> _Task goal_
Filter the records below and copy every line containing the word "Initializer".

========================

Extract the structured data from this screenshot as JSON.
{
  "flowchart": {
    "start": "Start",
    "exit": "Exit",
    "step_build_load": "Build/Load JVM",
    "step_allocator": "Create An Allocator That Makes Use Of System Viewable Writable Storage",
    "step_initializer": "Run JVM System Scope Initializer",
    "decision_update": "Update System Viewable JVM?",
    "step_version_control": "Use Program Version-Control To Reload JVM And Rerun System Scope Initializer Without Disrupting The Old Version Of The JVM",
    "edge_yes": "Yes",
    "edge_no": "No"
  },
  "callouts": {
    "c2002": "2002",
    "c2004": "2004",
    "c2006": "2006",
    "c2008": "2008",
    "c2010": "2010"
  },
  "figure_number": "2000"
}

========================

> _Result of the exercise_
    "step_initializer": "Run JVM System Scope Initializer",
    "step_version_control": "Use Program Version-Control To Reload JVM And Rerun System Scope Initializer Without Disrupting The Old Version Of The JVM",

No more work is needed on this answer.